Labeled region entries
***

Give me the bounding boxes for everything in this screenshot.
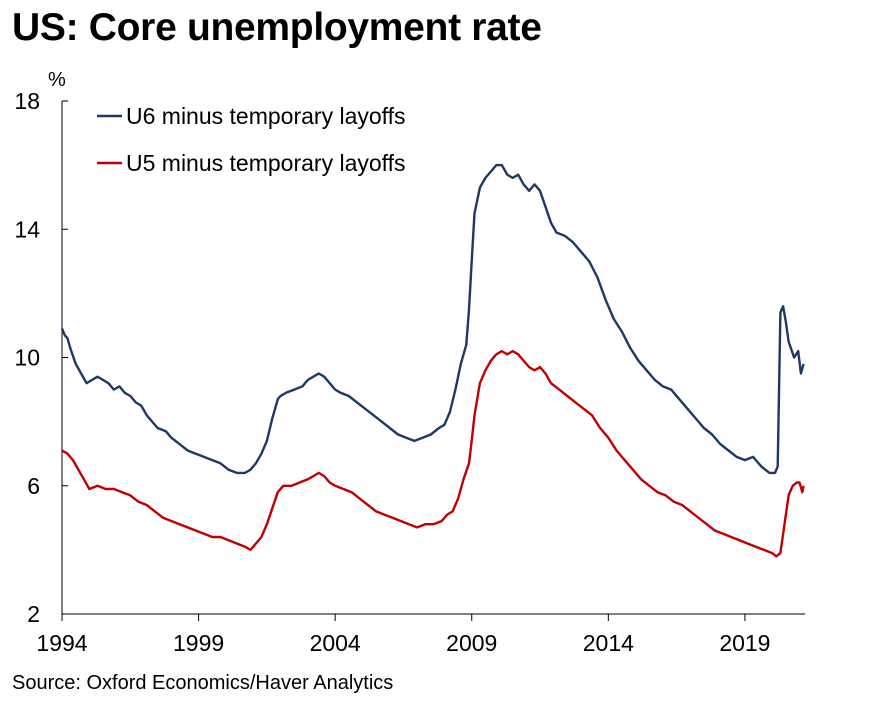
x-tick-label: 2009 xyxy=(446,630,497,656)
y-tick-label: 2 xyxy=(27,601,40,627)
x-tick-label: 2019 xyxy=(719,630,770,656)
x-tick-label: 2014 xyxy=(583,630,634,656)
y-axis-unit-label: % xyxy=(48,69,66,91)
x-tick-label: 1994 xyxy=(36,630,87,656)
series-lines xyxy=(60,163,805,558)
legend: U6 minus temporary layoffs U5 minus tempo… xyxy=(97,103,406,176)
series-line-u5 xyxy=(61,349,805,558)
x-axis: 1994 1999 2004 2009 2014 2019 xyxy=(36,613,805,656)
legend-label-u5: U5 minus temporary layoffs xyxy=(126,150,406,176)
y-tick-label: 18 xyxy=(14,88,40,114)
y-tick-label: 6 xyxy=(27,473,40,499)
legend-label-u6: U6 minus temporary layoffs xyxy=(126,103,406,129)
y-axis: % 2 6 10 14 18 xyxy=(14,69,68,627)
chart-title: US: Core unemployment rate xyxy=(12,6,542,49)
x-tick-label: 1999 xyxy=(173,630,224,656)
x-tick-label: 2004 xyxy=(310,630,361,656)
series-line-u6 xyxy=(60,163,805,475)
source-note: Source: Oxford Economics/Haver Analytics xyxy=(12,672,394,694)
y-tick-label: 10 xyxy=(14,345,40,371)
y-tick-label: 14 xyxy=(14,216,40,242)
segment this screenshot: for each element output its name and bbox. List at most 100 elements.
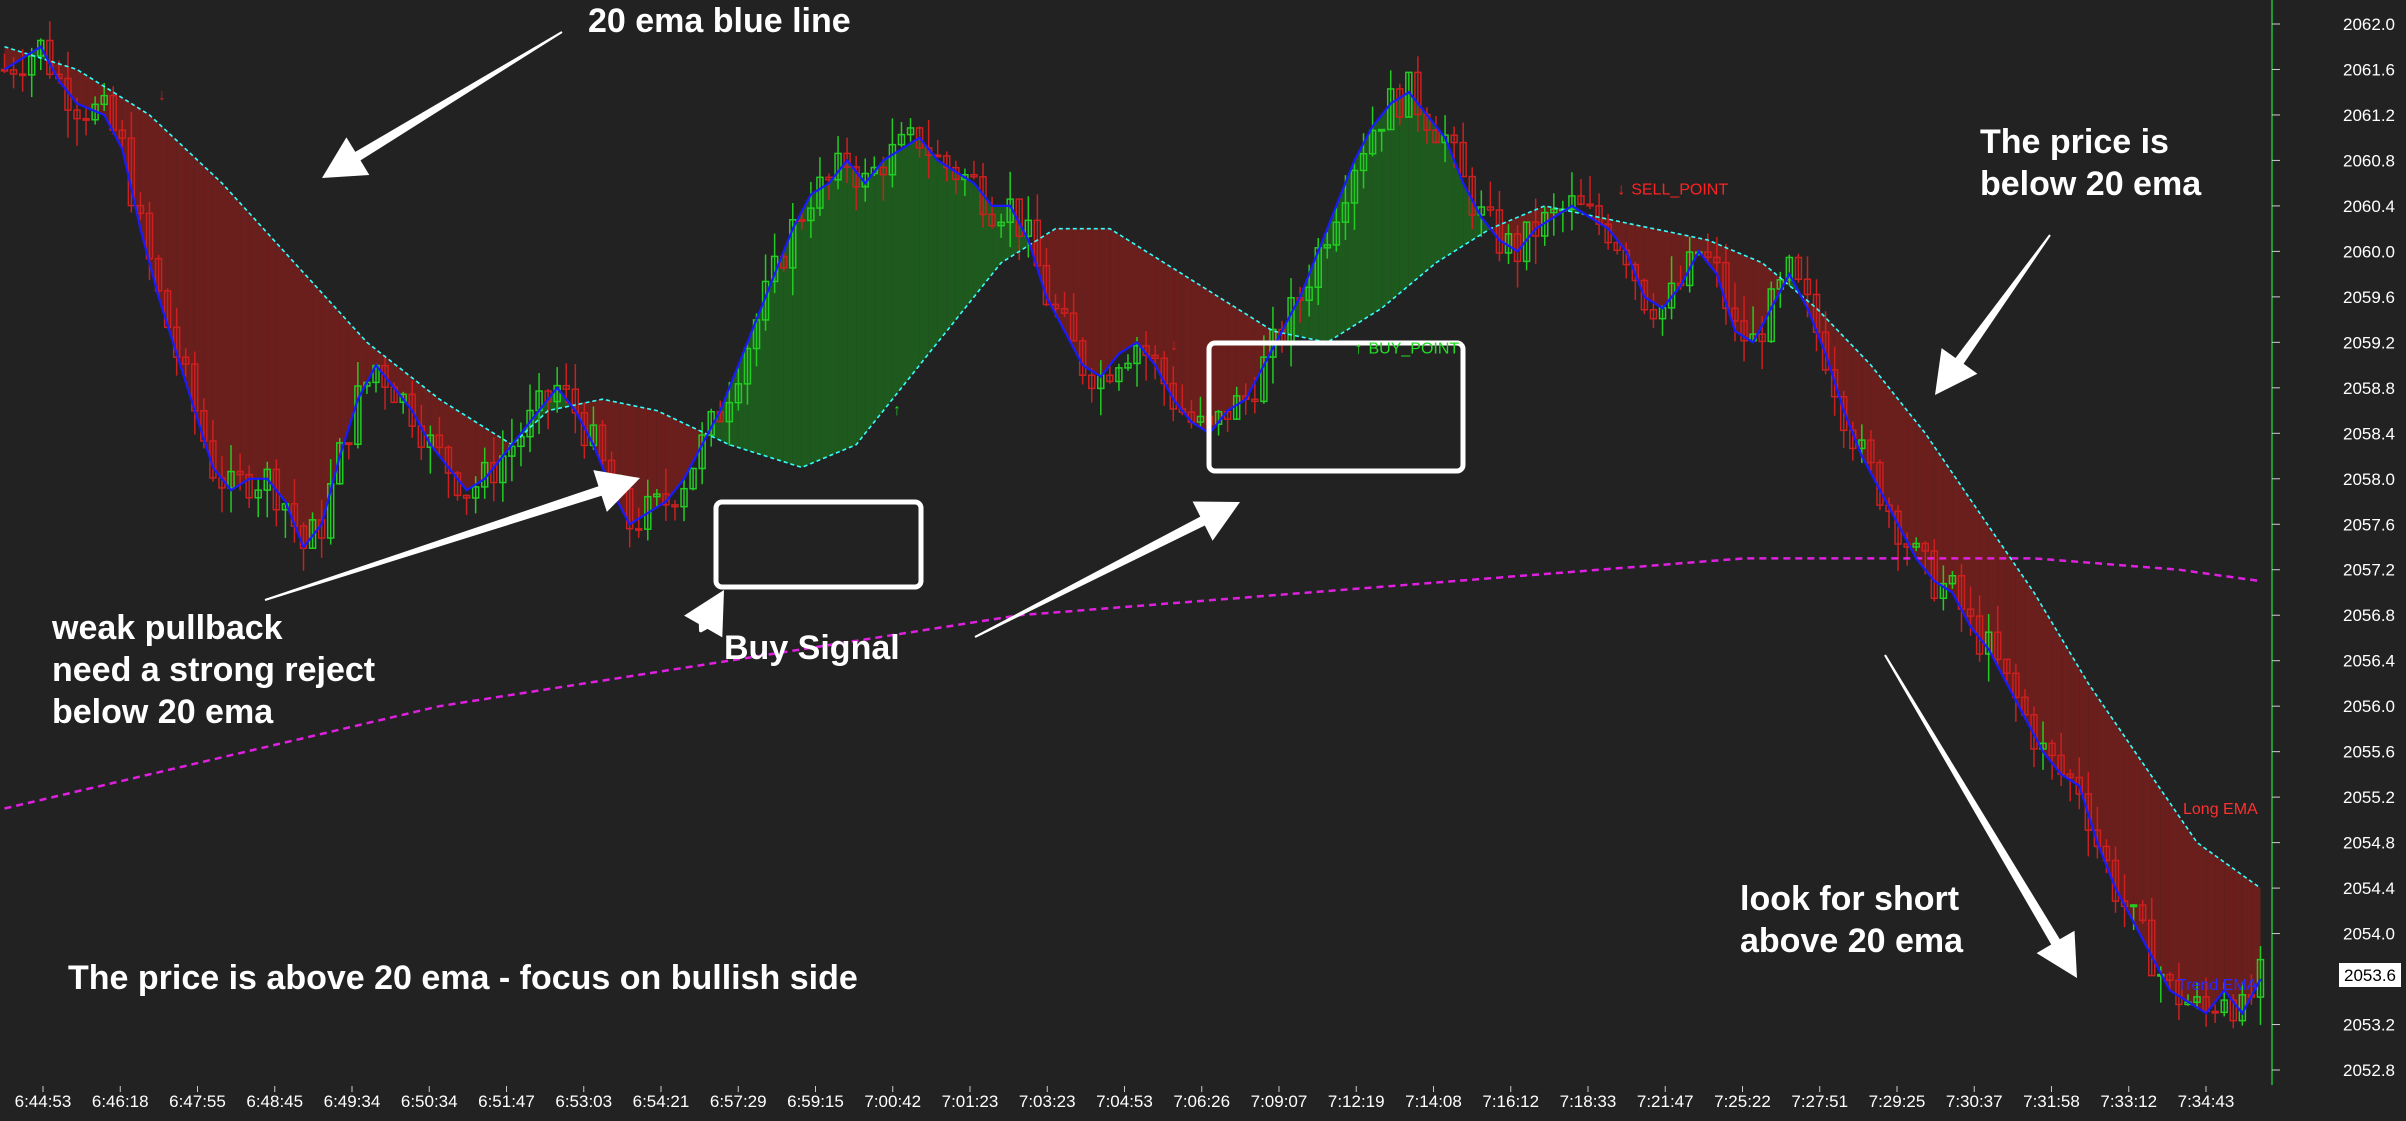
x-tick-label: 7:31:58: [2023, 1092, 2080, 1111]
candle-body: [2202, 996, 2210, 1013]
band-segment: [1390, 97, 1400, 301]
band-segment: [774, 251, 784, 462]
x-tick-label: 7:09:07: [1251, 1092, 1308, 1111]
buy-signal-box-1: [713, 499, 924, 590]
candle-body: [82, 117, 90, 121]
candle-body: [671, 504, 679, 508]
annotation-look-for-short: look for short above 20 ema: [1740, 880, 1964, 960]
band-segment: [1653, 228, 1663, 309]
x-tick-label: 7:14:08: [1405, 1092, 1462, 1111]
candle-body: [1586, 203, 1594, 207]
candle-body: [725, 401, 734, 423]
candle-body: [272, 468, 281, 511]
band-segment: [1626, 222, 1636, 275]
band-segment: [167, 132, 177, 354]
candle-body: [1722, 261, 1730, 310]
y-tick-label: 2055.6: [2343, 743, 2395, 762]
candle-body: [743, 347, 752, 385]
band-segment: [1861, 355, 1871, 474]
candle-body: [1069, 312, 1078, 342]
candle-body: [73, 109, 81, 120]
candle-body: [254, 489, 262, 499]
candle-body: [1314, 247, 1322, 289]
candle-body: [345, 442, 353, 446]
candle-body: [979, 176, 987, 216]
band-segment: [883, 154, 893, 411]
band-segment: [221, 183, 232, 491]
band-segment: [339, 312, 349, 457]
y-tick-label: 2060.0: [2343, 242, 2395, 261]
band-segment: [1644, 226, 1654, 303]
candle-body: [1830, 369, 1839, 398]
band-segment: [1961, 486, 1971, 627]
candle-body: [1332, 221, 1341, 246]
band-segment: [674, 419, 685, 491]
band-segment: [13, 49, 23, 64]
buy-signal-box-2: [1206, 340, 1466, 474]
candle-body: [1912, 542, 1920, 548]
candle-body: [580, 412, 589, 447]
band-segment: [1916, 421, 1926, 570]
x-tick-label: 6:57:29: [710, 1092, 767, 1111]
band-segment: [2142, 763, 2152, 957]
band-segment: [1191, 279, 1201, 428]
candle-body: [1649, 308, 1658, 320]
band-segment: [1155, 257, 1165, 383]
candle-body: [1522, 221, 1531, 263]
y-tick-label: 2056.4: [2343, 652, 2395, 671]
band-segment: [2006, 552, 2016, 701]
band-segment: [638, 406, 648, 519]
band-segment: [765, 274, 775, 459]
candle-body: [888, 143, 897, 176]
candle-body: [1984, 631, 1993, 655]
band-segment: [2106, 709, 2116, 889]
x-tick-label: 6:53:03: [555, 1092, 612, 1111]
x-tick-label: 7:01:23: [942, 1092, 999, 1111]
candle-body: [326, 483, 335, 539]
long-ema-label: Long EMA: [2183, 801, 2258, 818]
band-segment: [702, 427, 712, 445]
band-segment: [240, 203, 250, 485]
band-segment: [756, 296, 766, 457]
candle-body: [408, 393, 416, 427]
x-tick-label: 7:34:43: [2178, 1092, 2235, 1111]
signal-markers: ↓ SELL_POINT ↑ BUY_POINT ↓ ↓ ↑: [158, 87, 1728, 419]
x-tick-label: 7:06:26: [1173, 1092, 1230, 1111]
band-segment: [1146, 251, 1156, 366]
candle-body: [2129, 904, 2138, 908]
x-tick-label: 6:51:47: [478, 1092, 535, 1111]
candle-body: [181, 356, 190, 365]
band-segment: [955, 171, 965, 320]
band-segment: [1336, 183, 1346, 337]
band-segment: [2052, 622, 2062, 775]
annotation-weak-pullback: weak pullback need a strong reject below…: [52, 609, 376, 731]
band-segment: [2033, 592, 2044, 752]
candle-body: [843, 152, 851, 168]
band-segment: [1436, 126, 1446, 263]
band-segment: [928, 149, 938, 354]
candle-body: [1124, 362, 1132, 369]
band-segment: [1852, 346, 1862, 457]
candle-body: [1948, 574, 1957, 585]
candle-body: [1685, 251, 1694, 287]
candle-body: [1133, 345, 1141, 365]
band-segment: [2043, 607, 2053, 764]
band-segment: [1426, 114, 1437, 271]
band-segment: [412, 377, 422, 428]
band-segment: [1001, 205, 1011, 263]
band-segment: [1943, 459, 1953, 593]
band-segment: [810, 188, 820, 464]
band-segment: [838, 160, 848, 453]
candle-body: [1459, 141, 1467, 178]
band-segment: [1979, 512, 1989, 650]
band-segment: [856, 171, 866, 445]
y-tick-label: 2062.0: [2343, 15, 2395, 34]
candle-body: [625, 488, 634, 530]
candle-body: [1713, 256, 1721, 264]
buy-point-label: BUY_POINT: [1368, 341, 1459, 358]
annotation-ema-blue-line: 20 ema blue line: [588, 2, 851, 40]
band-segment: [203, 166, 213, 468]
band-segment: [2224, 862, 2234, 1002]
y-tick-label: 2059.6: [2343, 288, 2395, 307]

***

■ Work to be completed
Copy every line of the records above character for character, leaving out the pictures.

■ Reply to the task
Give me the bounding boxes for everything in this screenshot.
x-tick-label: 2009 xyxy=(446,630,497,656)
y-tick-label: 2 xyxy=(27,601,40,627)
x-tick-label: 2019 xyxy=(719,630,770,656)
x-tick-label: 2014 xyxy=(583,630,634,656)
y-axis-unit-label: % xyxy=(48,69,66,91)
x-tick-label: 1994 xyxy=(36,630,87,656)
series-lines xyxy=(60,163,805,558)
legend: U6 minus temporary layoffs U5 minus tempo… xyxy=(97,103,406,176)
series-line-u5 xyxy=(61,349,805,558)
x-axis: 1994 1999 2004 2009 2014 2019 xyxy=(36,613,805,656)
legend-label-u5: U5 minus temporary layoffs xyxy=(126,150,406,176)
y-tick-label: 18 xyxy=(14,88,40,114)
y-tick-label: 6 xyxy=(27,473,40,499)
legend-label-u6: U6 minus temporary layoffs xyxy=(126,103,406,129)
y-axis: % 2 6 10 14 18 xyxy=(14,69,68,627)
chart-title: US: Core unemployment rate xyxy=(12,6,542,49)
x-tick-label: 1999 xyxy=(173,630,224,656)
x-tick-label: 2004 xyxy=(310,630,361,656)
series-line-u6 xyxy=(60,163,805,475)
source-note: Source: Oxford Economics/Haver Analytics xyxy=(12,672,394,694)
y-tick-label: 10 xyxy=(14,345,40,371)
y-tick-label: 14 xyxy=(14,216,40,242)
segment this screenshot: for each element output its name and bbox. List at most 100 elements.
x-tick-label: 7:31:58: [2023, 1092, 2080, 1111]
candle-body: [2202, 996, 2210, 1013]
band-segment: [1390, 97, 1400, 301]
band-segment: [774, 251, 784, 462]
x-tick-label: 7:09:07: [1251, 1092, 1308, 1111]
buy-signal-box-1: [713, 499, 924, 590]
candle-body: [82, 117, 90, 121]
candle-body: [671, 504, 679, 508]
annotation-look-for-short: look for short above 20 ema: [1740, 880, 1964, 960]
band-segment: [1653, 228, 1663, 309]
x-tick-label: 7:14:08: [1405, 1092, 1462, 1111]
candle-body: [1586, 203, 1594, 207]
candle-body: [725, 401, 734, 423]
candle-body: [272, 468, 281, 511]
band-segment: [1626, 222, 1636, 275]
band-segment: [167, 132, 177, 354]
candle-body: [1722, 261, 1730, 310]
y-tick-label: 2055.6: [2343, 743, 2395, 762]
candle-body: [743, 347, 752, 385]
band-segment: [1861, 355, 1871, 474]
candle-body: [1069, 312, 1078, 342]
candle-body: [73, 109, 81, 120]
candle-body: [254, 489, 262, 499]
candle-body: [1314, 247, 1322, 289]
candle-body: [345, 442, 353, 446]
candle-body: [979, 176, 987, 216]
band-segment: [883, 154, 893, 411]
band-segment: [221, 183, 232, 491]
band-segment: [339, 312, 349, 457]
y-tick-label: 2060.0: [2343, 242, 2395, 261]
band-segment: [1644, 226, 1654, 303]
candle-body: [1830, 369, 1839, 398]
band-segment: [1961, 486, 1971, 627]
candle-body: [1332, 221, 1341, 246]
band-segment: [674, 419, 685, 491]
band-segment: [13, 49, 23, 64]
buy-signal-box-2: [1206, 340, 1466, 474]
candle-body: [1912, 542, 1920, 548]
candle-body: [580, 412, 589, 447]
band-segment: [1916, 421, 1926, 570]
x-tick-label: 6:57:29: [710, 1092, 767, 1111]
band-segment: [2142, 763, 2152, 957]
band-segment: [1191, 279, 1201, 428]
candle-body: [1649, 308, 1658, 320]
band-segment: [1155, 257, 1165, 383]
candle-body: [1522, 221, 1531, 263]
y-tick-label: 2056.4: [2343, 652, 2395, 671]
band-segment: [2006, 552, 2016, 701]
band-segment: [638, 406, 648, 519]
band-segment: [765, 274, 775, 459]
candle-body: [888, 143, 897, 176]
candle-body: [1984, 631, 1993, 655]
band-segment: [2106, 709, 2116, 889]
x-tick-label: 6:53:03: [555, 1092, 612, 1111]
x-tick-label: 7:01:23: [942, 1092, 999, 1111]
candle-body: [326, 483, 335, 539]
long-ema-label: Long EMA: [2183, 801, 2258, 818]
band-segment: [702, 427, 712, 445]
band-segment: [240, 203, 250, 485]
band-segment: [756, 296, 766, 457]
candle-body: [408, 393, 416, 427]
x-tick-label: 7:34:43: [2178, 1092, 2235, 1111]
signal-markers: ↓ SELL_POINT ↑ BUY_POINT ↓ ↓ ↑: [158, 87, 1728, 419]
x-tick-label: 7:06:26: [1173, 1092, 1230, 1111]
band-segment: [1146, 251, 1156, 366]
candle-body: [2129, 904, 2138, 908]
x-tick-label: 6:51:47: [478, 1092, 535, 1111]
candle-body: [181, 356, 190, 365]
band-segment: [955, 171, 965, 320]
band-segment: [1336, 183, 1346, 337]
band-segment: [2052, 622, 2062, 775]
annotation-weak-pullback: weak pullback need a strong reject below…: [52, 609, 376, 731]
band-segment: [2033, 592, 2044, 752]
candle-body: [843, 152, 851, 168]
band-segment: [1436, 126, 1446, 263]
band-segment: [928, 149, 938, 354]
candle-body: [1124, 362, 1132, 369]
band-segment: [1852, 346, 1862, 457]
candle-body: [1948, 574, 1957, 585]
candle-body: [1685, 251, 1694, 287]
candle-body: [1133, 345, 1141, 365]
band-segment: [2043, 607, 2053, 764]
band-segment: [1426, 114, 1437, 271]
band-segment: [412, 377, 422, 428]
band-segment: [1001, 205, 1011, 263]
band-segment: [1943, 459, 1953, 593]
band-segment: [810, 188, 820, 464]
band-segment: [838, 160, 848, 453]
candle-body: [1459, 141, 1467, 178]
band-segment: [1979, 512, 1989, 650]
band-segment: [856, 171, 866, 445]
y-tick-label: 2062.0: [2343, 15, 2395, 34]
candle-body: [625, 488, 634, 530]
candle-body: [1713, 256, 1721, 264]
buy-point-label: BUY_POINT: [1368, 341, 1459, 358]
annotation-ema-blue-line: 20 ema blue line: [588, 2, 851, 40]
band-segment: [203, 166, 213, 468]
band-segment: [2224, 862, 2234, 1002]
y-tick-label: 2059.6: [2343, 288, 2395, 307]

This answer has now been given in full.